*ページ抜粋*
訴訟の風景

とある体験者及び進行形体験者から聞いたお話です。誰から聞いたかを書いても、大きな差し障りになるものではないのですが、今日は伏せておきます。該当する訴訟の名が出れば、話がかえって混乱しそうだからです。

訴訟は民事です。民事も色々あるのでしょうが、裁判の風景として、毎回、被告側と原告側が丁々発止で終始論戦すると言うのはあまりないそうです。そんな裁判もあるのかもしれませんが、多くは書類の交換に終始するそうです。書類の交換時にそれなりのやり取りもあるのかもしれませんが、見ている分には被告・原告の弁護士と裁判官がゴニョゴニョっと話し合ってオシマイみたいな事が多いそうです。

えらく平和そうですが、論戦は交換されたり提出されたりする書類の中で火を吹くものだそうです。民事訴訟も一皮剥けば「言葉の喧嘩」であると、亡き774様(勝手に殺したらあきませんね)が喝破されていましたが、まさに「その通りだ」の実感のこもった経験談を聞かせて頂きました。

*作業指示*
訴訟について述べた本文のうち、「とある体験者及び進行形体験者」から「経験談を聞かせて頂きました。」までを、その語句も含めて書き写しなさい。その際、「書類」を「文書」に入れ替えること。 解答には本文の内容だけを用いなさい。

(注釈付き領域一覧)

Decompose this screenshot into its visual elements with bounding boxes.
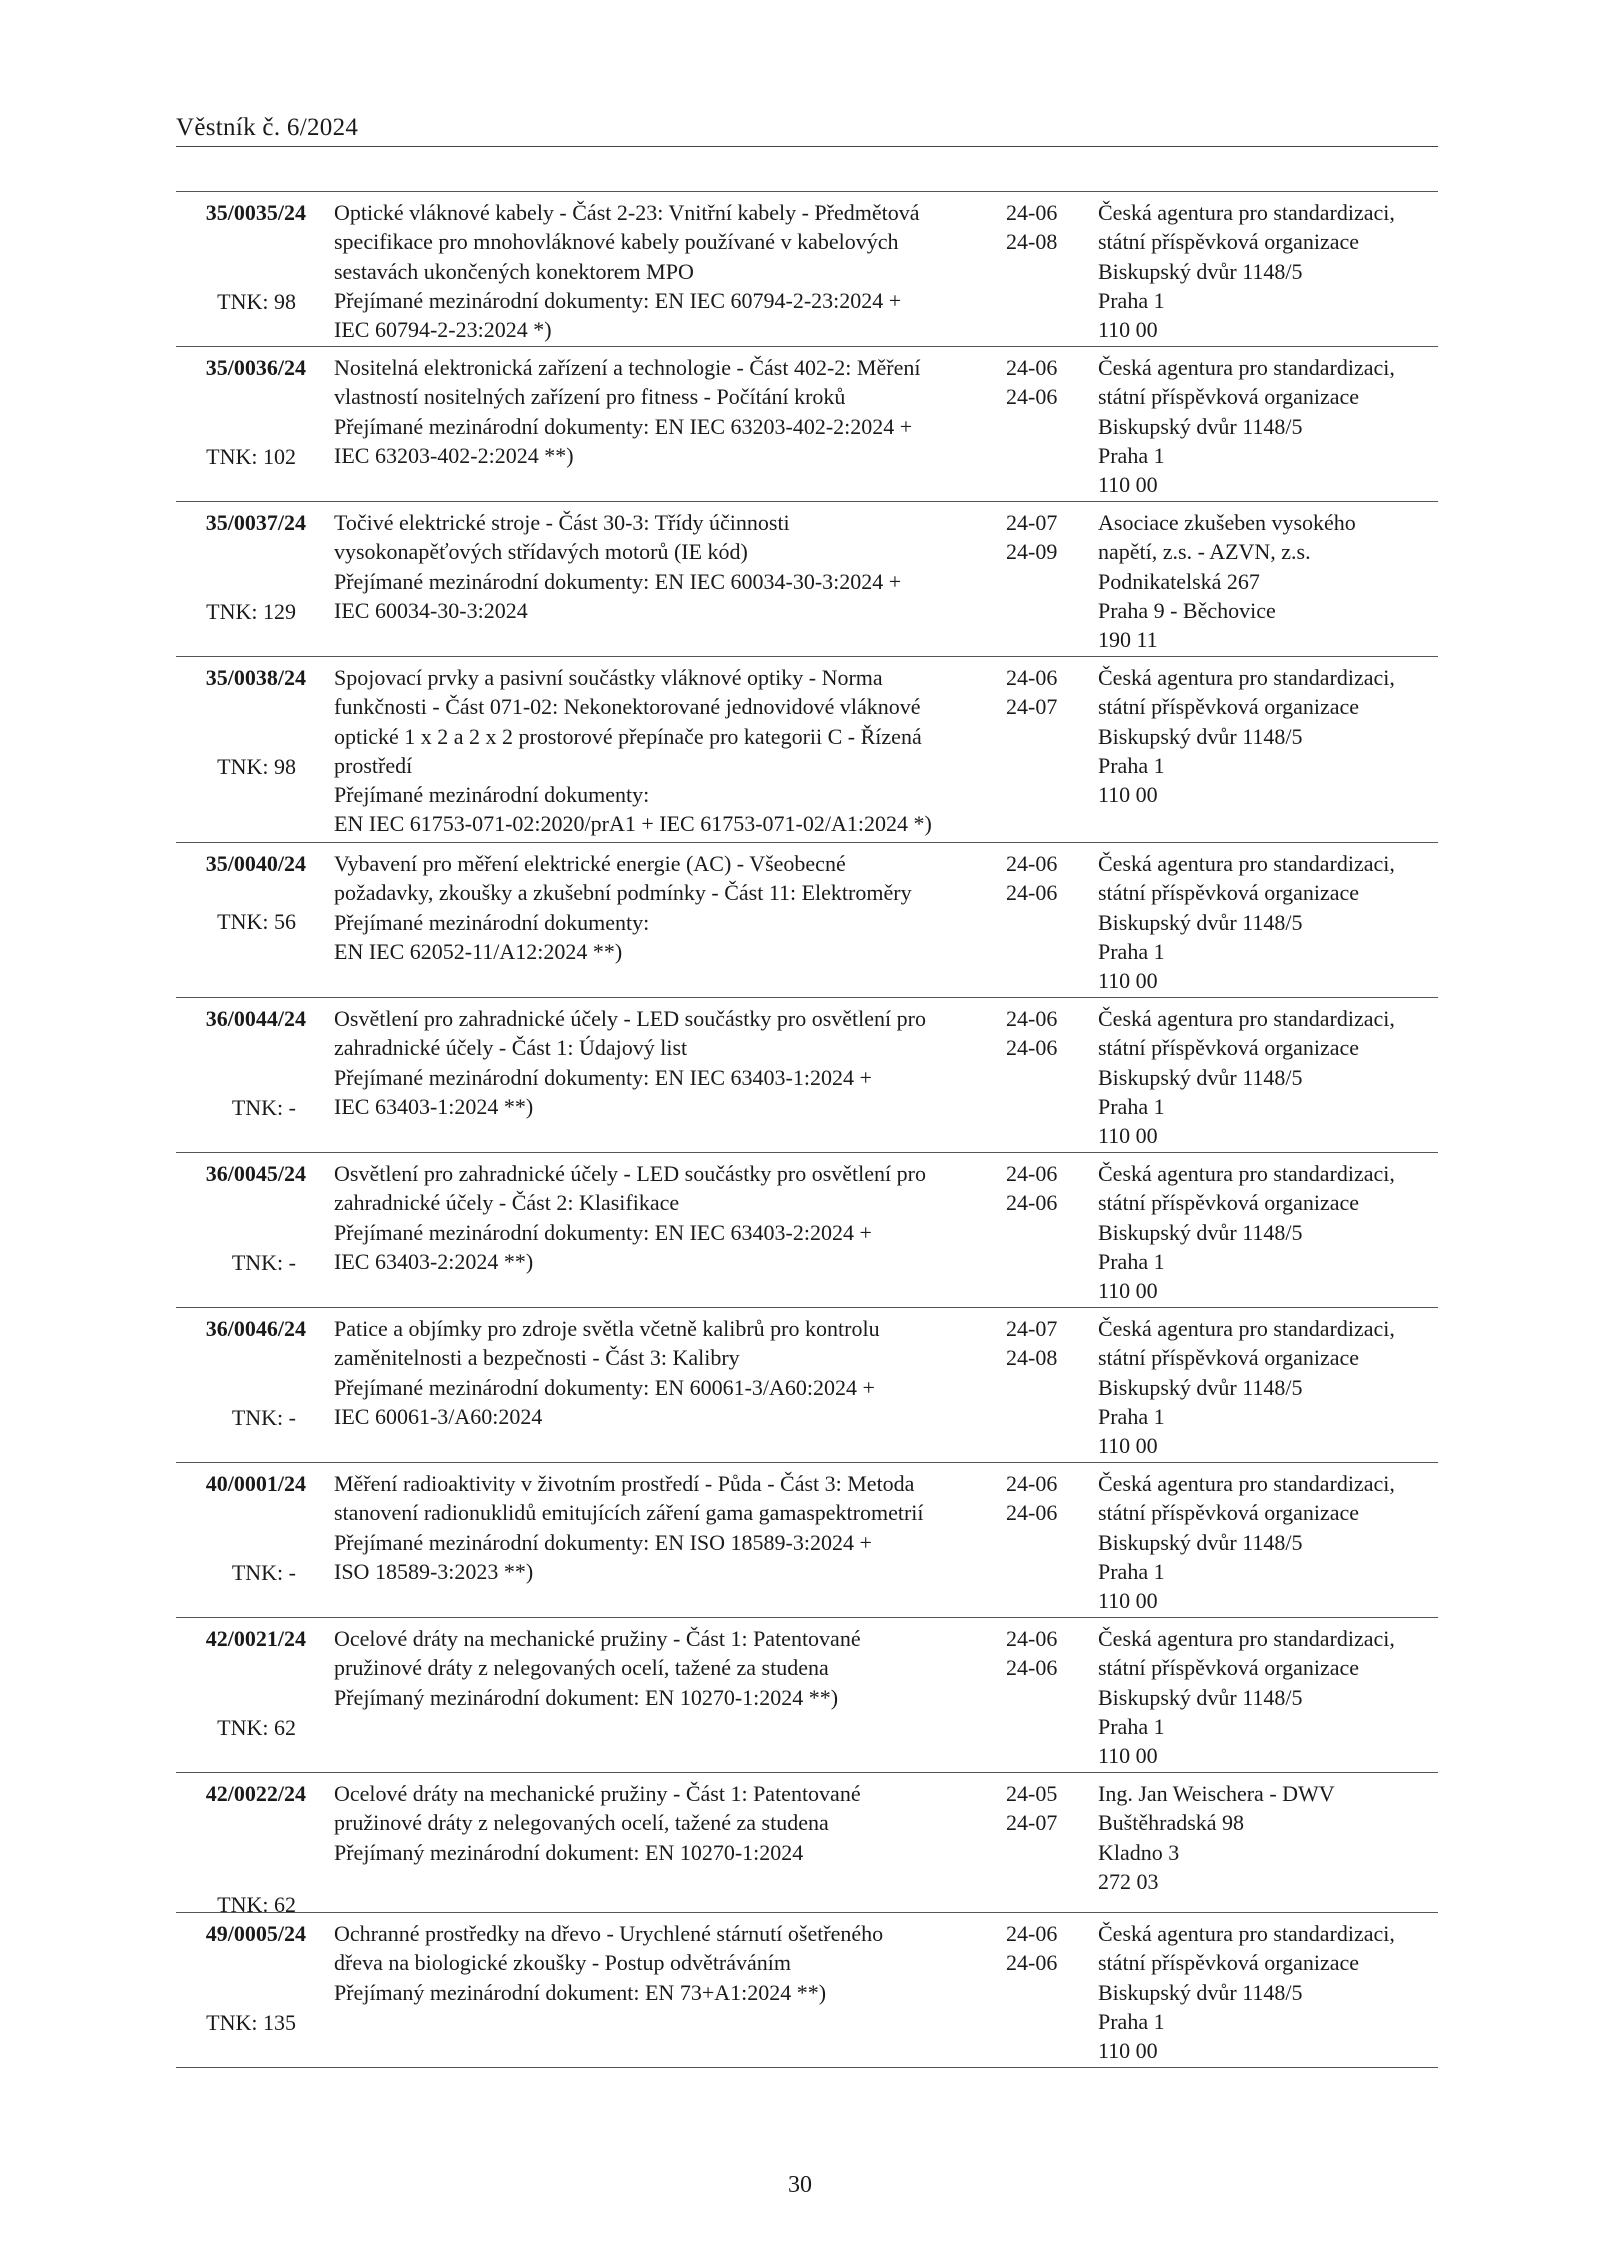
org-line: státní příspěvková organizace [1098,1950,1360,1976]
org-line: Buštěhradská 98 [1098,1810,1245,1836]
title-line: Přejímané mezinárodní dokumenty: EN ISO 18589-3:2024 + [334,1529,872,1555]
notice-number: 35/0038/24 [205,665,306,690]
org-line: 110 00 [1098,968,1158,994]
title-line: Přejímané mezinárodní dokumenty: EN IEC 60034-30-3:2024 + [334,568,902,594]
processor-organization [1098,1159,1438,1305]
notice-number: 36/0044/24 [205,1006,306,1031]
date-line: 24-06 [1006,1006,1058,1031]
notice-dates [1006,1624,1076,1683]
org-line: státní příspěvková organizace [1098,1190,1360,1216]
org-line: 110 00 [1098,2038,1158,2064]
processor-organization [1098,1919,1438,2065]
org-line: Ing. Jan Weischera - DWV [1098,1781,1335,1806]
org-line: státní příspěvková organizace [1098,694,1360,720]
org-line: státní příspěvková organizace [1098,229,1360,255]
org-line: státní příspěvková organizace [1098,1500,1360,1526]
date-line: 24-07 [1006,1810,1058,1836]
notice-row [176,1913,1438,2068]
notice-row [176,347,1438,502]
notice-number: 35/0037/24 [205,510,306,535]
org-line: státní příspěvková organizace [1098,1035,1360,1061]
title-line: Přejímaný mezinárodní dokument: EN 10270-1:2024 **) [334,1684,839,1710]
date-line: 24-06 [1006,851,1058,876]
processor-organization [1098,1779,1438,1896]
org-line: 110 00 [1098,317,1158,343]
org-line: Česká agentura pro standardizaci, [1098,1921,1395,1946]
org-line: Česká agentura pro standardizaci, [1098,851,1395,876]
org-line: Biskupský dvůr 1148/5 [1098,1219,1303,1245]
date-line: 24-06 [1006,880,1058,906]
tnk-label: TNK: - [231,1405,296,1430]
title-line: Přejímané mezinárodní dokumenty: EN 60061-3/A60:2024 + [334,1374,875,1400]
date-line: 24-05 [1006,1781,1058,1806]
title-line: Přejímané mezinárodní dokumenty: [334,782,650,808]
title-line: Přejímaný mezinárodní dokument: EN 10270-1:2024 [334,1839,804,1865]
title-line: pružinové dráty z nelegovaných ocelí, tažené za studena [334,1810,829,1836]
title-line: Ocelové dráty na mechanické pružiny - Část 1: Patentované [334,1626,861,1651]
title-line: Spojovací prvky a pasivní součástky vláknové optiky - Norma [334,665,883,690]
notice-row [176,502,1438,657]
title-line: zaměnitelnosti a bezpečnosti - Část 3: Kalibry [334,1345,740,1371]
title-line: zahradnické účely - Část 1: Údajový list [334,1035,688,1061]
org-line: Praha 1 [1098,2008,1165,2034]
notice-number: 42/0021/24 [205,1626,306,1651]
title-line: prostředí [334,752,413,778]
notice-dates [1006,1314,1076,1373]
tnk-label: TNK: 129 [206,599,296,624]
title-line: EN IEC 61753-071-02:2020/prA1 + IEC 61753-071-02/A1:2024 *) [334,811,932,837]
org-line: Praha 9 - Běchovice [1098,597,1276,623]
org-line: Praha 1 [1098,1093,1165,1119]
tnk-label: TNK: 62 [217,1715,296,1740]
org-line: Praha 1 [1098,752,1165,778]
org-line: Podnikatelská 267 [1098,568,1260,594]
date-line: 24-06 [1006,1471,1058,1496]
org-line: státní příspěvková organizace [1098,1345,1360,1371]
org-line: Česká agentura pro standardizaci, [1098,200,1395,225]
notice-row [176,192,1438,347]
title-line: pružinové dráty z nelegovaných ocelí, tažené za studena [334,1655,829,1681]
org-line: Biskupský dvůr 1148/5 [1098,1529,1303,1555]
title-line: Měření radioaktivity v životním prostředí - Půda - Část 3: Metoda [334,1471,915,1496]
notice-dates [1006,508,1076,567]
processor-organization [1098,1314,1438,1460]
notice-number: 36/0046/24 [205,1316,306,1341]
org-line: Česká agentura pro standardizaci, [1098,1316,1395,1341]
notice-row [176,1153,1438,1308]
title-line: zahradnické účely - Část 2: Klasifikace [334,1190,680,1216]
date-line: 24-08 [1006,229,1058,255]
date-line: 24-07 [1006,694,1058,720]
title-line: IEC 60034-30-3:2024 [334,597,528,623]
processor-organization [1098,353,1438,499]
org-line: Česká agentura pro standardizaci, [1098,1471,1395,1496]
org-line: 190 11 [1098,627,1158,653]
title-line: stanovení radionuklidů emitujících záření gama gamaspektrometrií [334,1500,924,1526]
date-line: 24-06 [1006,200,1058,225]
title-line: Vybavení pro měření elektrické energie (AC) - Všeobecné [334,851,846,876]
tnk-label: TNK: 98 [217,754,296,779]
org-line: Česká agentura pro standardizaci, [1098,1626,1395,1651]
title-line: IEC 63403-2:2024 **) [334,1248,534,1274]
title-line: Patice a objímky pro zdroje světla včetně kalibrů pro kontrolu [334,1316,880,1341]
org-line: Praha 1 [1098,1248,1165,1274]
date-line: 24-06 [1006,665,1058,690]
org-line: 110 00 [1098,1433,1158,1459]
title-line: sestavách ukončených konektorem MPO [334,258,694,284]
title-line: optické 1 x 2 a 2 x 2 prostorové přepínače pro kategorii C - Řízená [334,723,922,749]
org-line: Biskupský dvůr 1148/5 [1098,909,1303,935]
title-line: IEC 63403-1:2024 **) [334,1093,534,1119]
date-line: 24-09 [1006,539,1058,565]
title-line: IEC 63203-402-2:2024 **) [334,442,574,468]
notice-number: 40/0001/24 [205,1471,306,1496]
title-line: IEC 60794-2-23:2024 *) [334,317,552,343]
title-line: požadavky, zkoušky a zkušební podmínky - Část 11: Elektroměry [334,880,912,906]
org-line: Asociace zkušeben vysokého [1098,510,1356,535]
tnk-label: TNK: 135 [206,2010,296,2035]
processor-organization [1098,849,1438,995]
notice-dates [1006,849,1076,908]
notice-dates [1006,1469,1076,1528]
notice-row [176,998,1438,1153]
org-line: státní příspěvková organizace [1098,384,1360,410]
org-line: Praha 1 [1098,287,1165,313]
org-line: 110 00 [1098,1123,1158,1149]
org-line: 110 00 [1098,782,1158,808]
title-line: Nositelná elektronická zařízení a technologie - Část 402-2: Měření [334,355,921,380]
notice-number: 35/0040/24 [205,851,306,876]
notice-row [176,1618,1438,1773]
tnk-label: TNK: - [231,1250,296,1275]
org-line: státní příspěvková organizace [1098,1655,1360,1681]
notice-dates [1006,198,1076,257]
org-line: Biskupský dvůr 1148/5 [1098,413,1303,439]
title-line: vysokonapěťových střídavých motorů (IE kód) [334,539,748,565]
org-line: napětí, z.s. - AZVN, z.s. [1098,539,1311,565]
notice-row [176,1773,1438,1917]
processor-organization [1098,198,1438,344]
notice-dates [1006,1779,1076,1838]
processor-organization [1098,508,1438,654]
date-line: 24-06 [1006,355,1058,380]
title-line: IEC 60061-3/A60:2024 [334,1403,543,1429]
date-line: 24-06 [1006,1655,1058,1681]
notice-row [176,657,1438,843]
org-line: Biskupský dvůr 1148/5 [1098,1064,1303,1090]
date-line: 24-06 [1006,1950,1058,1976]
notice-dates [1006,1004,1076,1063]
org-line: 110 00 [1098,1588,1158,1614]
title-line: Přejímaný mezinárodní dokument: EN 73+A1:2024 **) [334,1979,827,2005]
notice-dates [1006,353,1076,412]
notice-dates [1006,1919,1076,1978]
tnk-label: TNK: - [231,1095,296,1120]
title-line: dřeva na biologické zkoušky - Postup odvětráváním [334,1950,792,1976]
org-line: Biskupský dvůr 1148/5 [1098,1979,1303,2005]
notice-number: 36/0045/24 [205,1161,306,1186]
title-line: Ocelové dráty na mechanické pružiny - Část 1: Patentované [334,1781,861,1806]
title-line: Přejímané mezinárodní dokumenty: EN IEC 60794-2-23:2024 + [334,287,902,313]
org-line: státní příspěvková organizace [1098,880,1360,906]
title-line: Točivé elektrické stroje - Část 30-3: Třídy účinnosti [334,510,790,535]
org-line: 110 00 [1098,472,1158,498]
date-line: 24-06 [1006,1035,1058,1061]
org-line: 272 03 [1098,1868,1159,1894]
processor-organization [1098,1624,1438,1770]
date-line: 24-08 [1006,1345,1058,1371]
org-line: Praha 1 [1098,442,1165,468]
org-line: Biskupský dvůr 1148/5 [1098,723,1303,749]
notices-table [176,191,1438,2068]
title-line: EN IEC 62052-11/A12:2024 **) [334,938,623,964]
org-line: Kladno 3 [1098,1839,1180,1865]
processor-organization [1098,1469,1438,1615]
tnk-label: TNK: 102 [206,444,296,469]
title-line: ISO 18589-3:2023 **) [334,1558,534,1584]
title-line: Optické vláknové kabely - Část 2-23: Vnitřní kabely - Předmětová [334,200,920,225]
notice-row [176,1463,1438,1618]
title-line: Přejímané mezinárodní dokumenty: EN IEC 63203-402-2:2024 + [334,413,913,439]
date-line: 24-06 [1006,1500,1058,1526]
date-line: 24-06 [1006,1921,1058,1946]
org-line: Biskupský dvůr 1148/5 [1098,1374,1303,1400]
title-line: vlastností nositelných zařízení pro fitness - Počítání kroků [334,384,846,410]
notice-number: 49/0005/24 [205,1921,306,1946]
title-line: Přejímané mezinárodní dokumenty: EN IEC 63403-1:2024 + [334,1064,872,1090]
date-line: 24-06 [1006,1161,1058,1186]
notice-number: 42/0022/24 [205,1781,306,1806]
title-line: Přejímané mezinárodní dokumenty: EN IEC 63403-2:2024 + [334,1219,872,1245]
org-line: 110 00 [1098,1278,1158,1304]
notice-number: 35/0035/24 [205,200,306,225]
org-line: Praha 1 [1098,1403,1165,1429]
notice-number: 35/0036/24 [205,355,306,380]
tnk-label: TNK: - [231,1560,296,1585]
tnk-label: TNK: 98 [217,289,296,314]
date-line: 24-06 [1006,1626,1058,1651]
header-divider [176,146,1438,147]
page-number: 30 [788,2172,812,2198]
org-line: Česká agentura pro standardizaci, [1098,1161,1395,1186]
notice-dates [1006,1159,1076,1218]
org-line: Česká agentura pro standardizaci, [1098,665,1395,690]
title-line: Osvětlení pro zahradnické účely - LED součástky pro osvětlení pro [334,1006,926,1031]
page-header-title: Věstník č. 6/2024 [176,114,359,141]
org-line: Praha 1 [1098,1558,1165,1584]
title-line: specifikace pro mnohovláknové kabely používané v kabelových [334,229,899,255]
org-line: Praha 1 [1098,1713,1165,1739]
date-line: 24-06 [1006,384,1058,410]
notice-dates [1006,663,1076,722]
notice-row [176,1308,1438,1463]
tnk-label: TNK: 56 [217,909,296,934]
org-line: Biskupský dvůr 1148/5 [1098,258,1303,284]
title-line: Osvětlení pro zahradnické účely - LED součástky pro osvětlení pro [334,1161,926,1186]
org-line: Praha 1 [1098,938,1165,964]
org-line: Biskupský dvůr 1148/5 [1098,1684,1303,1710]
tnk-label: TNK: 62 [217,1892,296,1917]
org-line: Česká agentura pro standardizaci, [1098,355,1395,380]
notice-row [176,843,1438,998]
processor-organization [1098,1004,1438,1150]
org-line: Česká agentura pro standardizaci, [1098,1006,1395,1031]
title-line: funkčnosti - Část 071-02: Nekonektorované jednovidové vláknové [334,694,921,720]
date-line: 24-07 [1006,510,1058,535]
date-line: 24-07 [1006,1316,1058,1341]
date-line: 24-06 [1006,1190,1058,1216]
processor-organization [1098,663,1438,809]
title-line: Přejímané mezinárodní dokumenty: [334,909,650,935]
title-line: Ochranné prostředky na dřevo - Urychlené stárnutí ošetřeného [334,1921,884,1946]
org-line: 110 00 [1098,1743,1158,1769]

*この問題の解答*
とある体験者及び進行形体験者から聞いたお話です。誰から聞いたかを書いても、大きな差し障りになるものではないのですが、今日は伏せておきます。該当する訴訟の名が出れば、話がかえって混乱しそうだからです。

訴訟は民事です。民事も色々あるのでしょうが、裁判の風景として、毎回、被告側と原告側が丁々発止で終始論戦すると言うのはあまりないそうです。そんな裁判もあるのかもしれませんが、多くは文書の交換に終始するそうです。文書の交換時にそれなりのやり取りもあるのかもしれませんが、見ている分には被告・原告の弁護士と裁判官がゴニョゴニョっと話し合ってオシマイみたいな事が多いそうです。

えらく平和そうですが、論戦は交換されたり提出されたりする文書の中で火を吹くものだそうです。民事訴訟も一皮剥けば「言葉の喧嘩」であると、亡き774様(勝手に殺したらあきませんね)が喝破されていましたが、まさに「その通りだ」の実感のこもった経験談を聞かせて頂きました。